#### WHAT THE EXERCISE ASKS:
Here are some records; return them all exactly.

#### ITEMS:
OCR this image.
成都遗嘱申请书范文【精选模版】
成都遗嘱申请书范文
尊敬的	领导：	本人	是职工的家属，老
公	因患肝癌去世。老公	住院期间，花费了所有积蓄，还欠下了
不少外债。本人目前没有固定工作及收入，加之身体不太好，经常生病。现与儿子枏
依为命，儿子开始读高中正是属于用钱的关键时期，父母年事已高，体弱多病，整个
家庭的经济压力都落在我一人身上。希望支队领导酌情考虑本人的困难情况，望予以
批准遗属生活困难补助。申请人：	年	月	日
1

#### WRITTEN REPLY:
OCR this image.
成都遗嘱申请书范文【精选模版】
成都遗嘱申请书范文
尊敬的	领导：	本人	是职工的家属，老
公	因患肝癌去世。老公	住院期间，花费了所有积蓄，还欠下了
不少外债。本人目前没有固定工作及收入，加之身体不太好，经常生病。现与儿子枏
依为命，儿子开始读高中正是属于用钱的关键时期，父母年事已高，体弱多病，整个
家庭的经济压力都落在我一人身上。希望支队领导酌情考虑本人的困难情况，望予以
批准遗属生活困难补助。申请人：	年	月	日
1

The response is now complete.